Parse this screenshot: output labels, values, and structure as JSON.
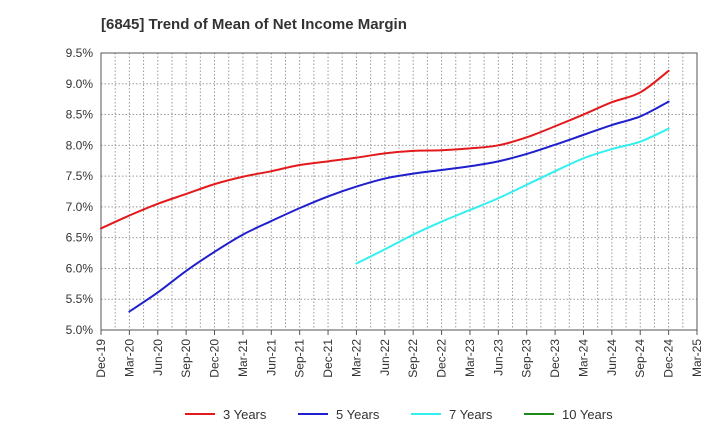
{
  "chart_data": {
    "type": "line",
    "title": "[6845]  Trend of Mean of Net Income Margin",
    "xlabel": "",
    "ylabel": "",
    "x_categories": [
      "Dec-19",
      "Mar-20",
      "Jun-20",
      "Sep-20",
      "Dec-20",
      "Mar-21",
      "Jun-21",
      "Sep-21",
      "Dec-21",
      "Mar-22",
      "Jun-22",
      "Sep-22",
      "Dec-22",
      "Mar-23",
      "Jun-23",
      "Sep-23",
      "Dec-23",
      "Mar-24",
      "Jun-24",
      "Sep-24",
      "Dec-24",
      "Mar-25"
    ],
    "y_ticks": [
      "5.0%",
      "5.5%",
      "6.0%",
      "6.5%",
      "7.0%",
      "7.5%",
      "8.0%",
      "8.5%",
      "9.0%",
      "9.5%"
    ],
    "ylim": [
      5.0,
      9.5
    ],
    "y_unit": "%",
    "grid": true,
    "grid_style": "dotted",
    "legend_position": "bottom",
    "series": [
      {
        "name": "3 Years",
        "color": "#e31a1c",
        "values": [
          6.65,
          6.86,
          7.05,
          7.21,
          7.37,
          7.49,
          7.58,
          7.68,
          7.74,
          7.8,
          7.87,
          7.91,
          7.92,
          7.95,
          8.0,
          8.13,
          8.31,
          8.5,
          8.7,
          8.86,
          9.21,
          null
        ]
      },
      {
        "name": "5 Years",
        "color": "#1f1fcf",
        "values": [
          null,
          5.3,
          5.61,
          5.96,
          6.27,
          6.55,
          6.77,
          6.98,
          7.17,
          7.33,
          7.46,
          7.54,
          7.6,
          7.66,
          7.74,
          7.86,
          8.01,
          8.17,
          8.33,
          8.47,
          8.71,
          null
        ]
      },
      {
        "name": "7 Years",
        "color": "#33f0f0",
        "values": [
          null,
          null,
          null,
          null,
          null,
          null,
          null,
          null,
          null,
          6.08,
          6.31,
          6.55,
          6.76,
          6.95,
          7.14,
          7.36,
          7.58,
          7.79,
          7.94,
          8.06,
          8.27,
          null
        ]
      },
      {
        "name": "10 Years",
        "color": "#1a8a1a",
        "values": [
          null,
          null,
          null,
          null,
          null,
          null,
          null,
          null,
          null,
          null,
          null,
          null,
          null,
          null,
          null,
          null,
          null,
          null,
          null,
          null,
          null,
          null
        ]
      }
    ]
  }
}
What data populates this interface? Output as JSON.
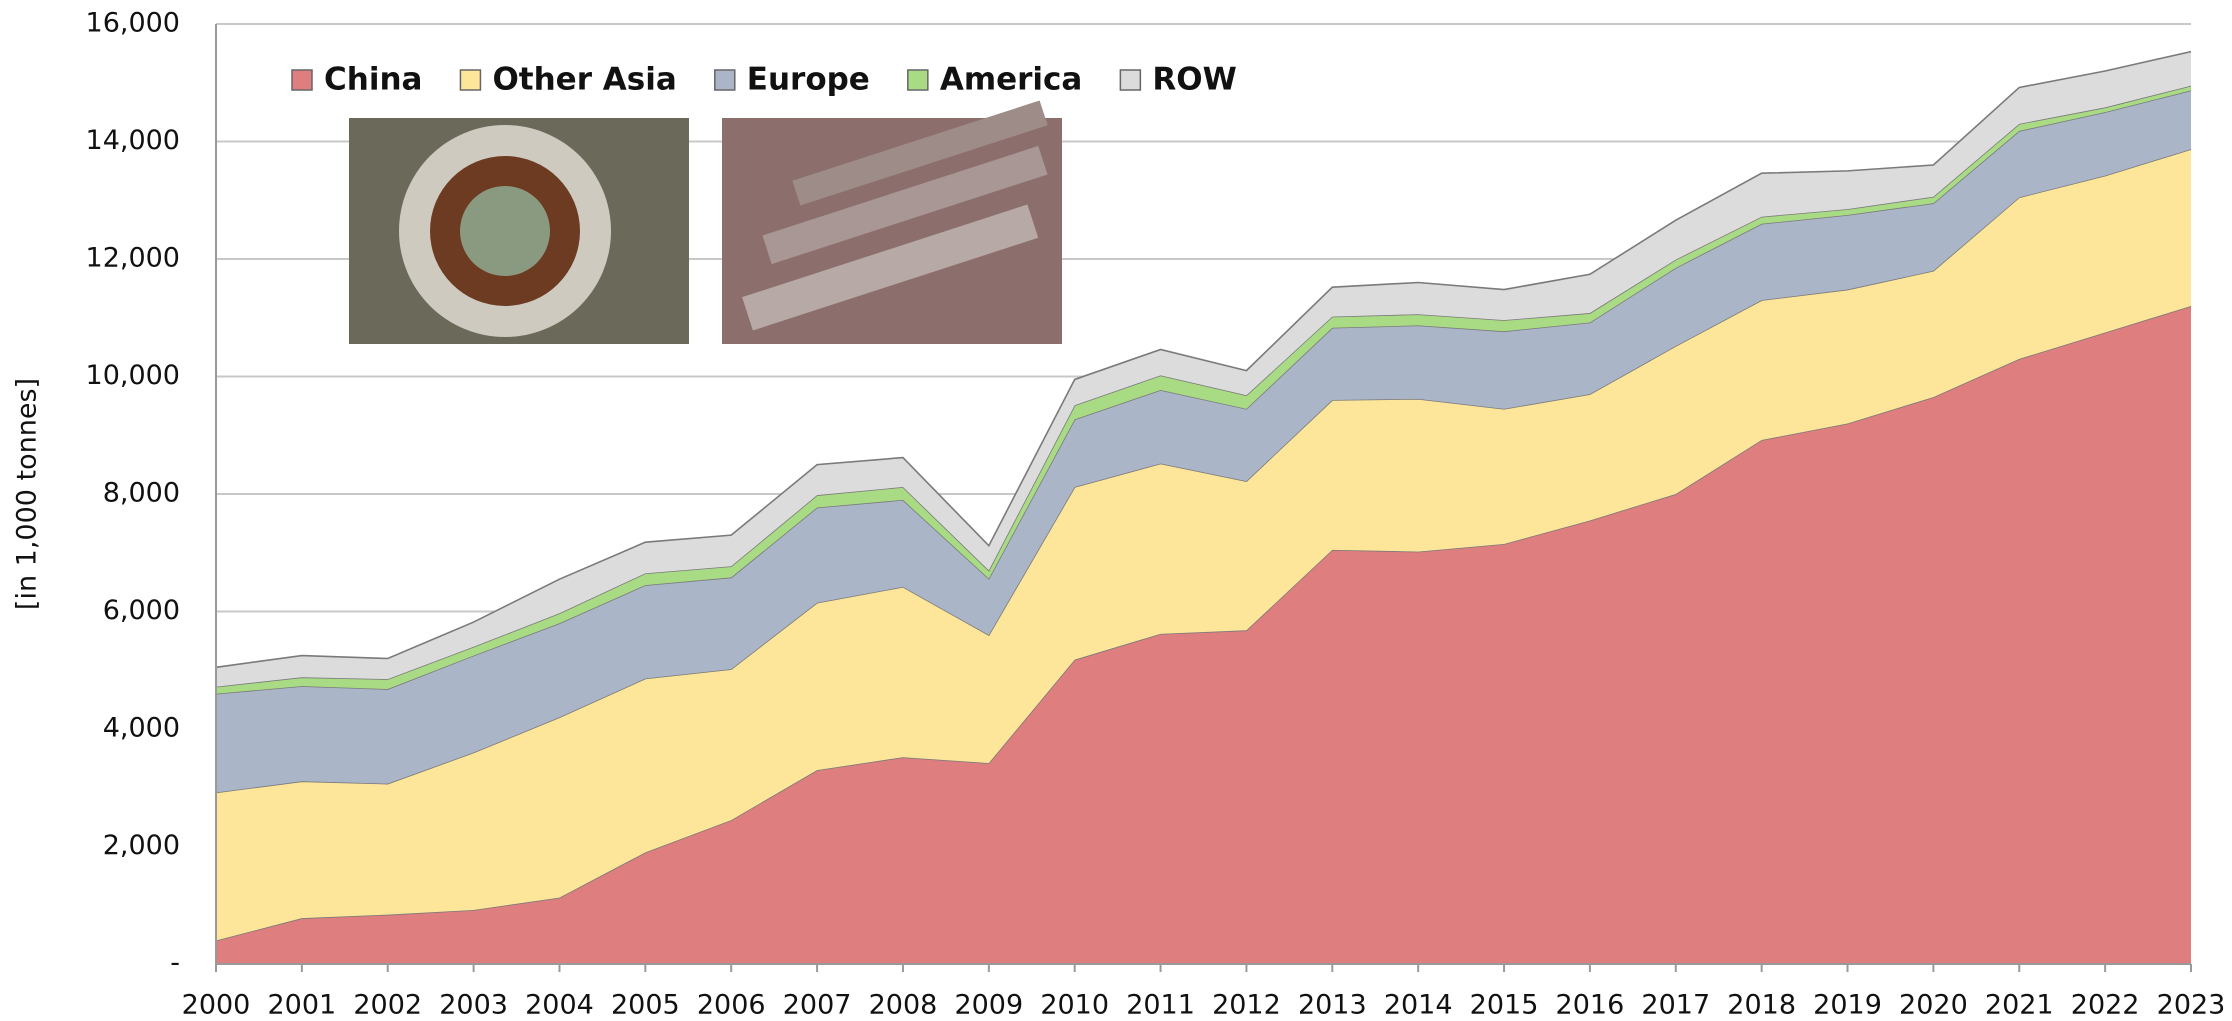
{
  "chart_data": {
    "type": "stacked_area",
    "y_label": "[in 1,000 tonnes]",
    "categories": [
      "2000",
      "2001",
      "2002",
      "2003",
      "2004",
      "2005",
      "2006",
      "2007",
      "2008",
      "2009",
      "2010",
      "2011",
      "2012",
      "2013",
      "2014",
      "2015",
      "2016",
      "2017",
      "2018",
      "2019",
      "2020",
      "2021",
      "2022",
      "2023"
    ],
    "series": [
      {
        "name": "China",
        "color": "#de7e7e",
        "values": [
          400,
          780,
          840,
          920,
          1130,
          1900,
          2450,
          3300,
          3520,
          3420,
          5180,
          5620,
          5680,
          7050,
          7020,
          7150,
          7550,
          8000,
          8920,
          9200,
          9650,
          10300,
          10750,
          11200
        ]
      },
      {
        "name": "Other Asia",
        "color": "#fde599",
        "values": [
          2520,
          2330,
          2230,
          2680,
          3070,
          2960,
          2570,
          2850,
          2900,
          2180,
          2940,
          2900,
          2540,
          2550,
          2600,
          2300,
          2150,
          2520,
          2380,
          2280,
          2150,
          2750,
          2670,
          2670
        ]
      },
      {
        "name": "Europe",
        "color": "#aab5c8",
        "values": [
          1680,
          1620,
          1610,
          1650,
          1600,
          1590,
          1560,
          1620,
          1480,
          960,
          1150,
          1250,
          1230,
          1230,
          1250,
          1320,
          1220,
          1330,
          1300,
          1270,
          1150,
          1130,
          1080,
          1000
        ]
      },
      {
        "name": "America",
        "color": "#a9db85",
        "values": [
          120,
          150,
          170,
          150,
          170,
          200,
          190,
          210,
          220,
          140,
          240,
          250,
          230,
          190,
          190,
          190,
          160,
          140,
          120,
          100,
          110,
          120,
          80,
          80
        ]
      },
      {
        "name": "ROW",
        "color": "#dcdcdc",
        "values": [
          330,
          370,
          350,
          420,
          580,
          530,
          530,
          520,
          500,
          420,
          440,
          440,
          420,
          500,
          540,
          520,
          660,
          670,
          740,
          650,
          540,
          620,
          620,
          580
        ]
      }
    ],
    "ylim": [
      0,
      16000
    ],
    "yticks": [
      {
        "value": 0,
        "label": "-"
      },
      {
        "value": 2000,
        "label": "2,000"
      },
      {
        "value": 4000,
        "label": "4,000"
      },
      {
        "value": 6000,
        "label": "6,000"
      },
      {
        "value": 8000,
        "label": "8,000"
      },
      {
        "value": 10000,
        "label": "10,000"
      },
      {
        "value": 12000,
        "label": "12,000"
      },
      {
        "value": 14000,
        "label": "14,000"
      },
      {
        "value": 16000,
        "label": "16,000"
      }
    ],
    "grid": true,
    "legend": "top-left"
  }
}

Aim:
For the listing above, give the number of lines in which the string "JSON" occurs, and nothing else.

Written answer:
2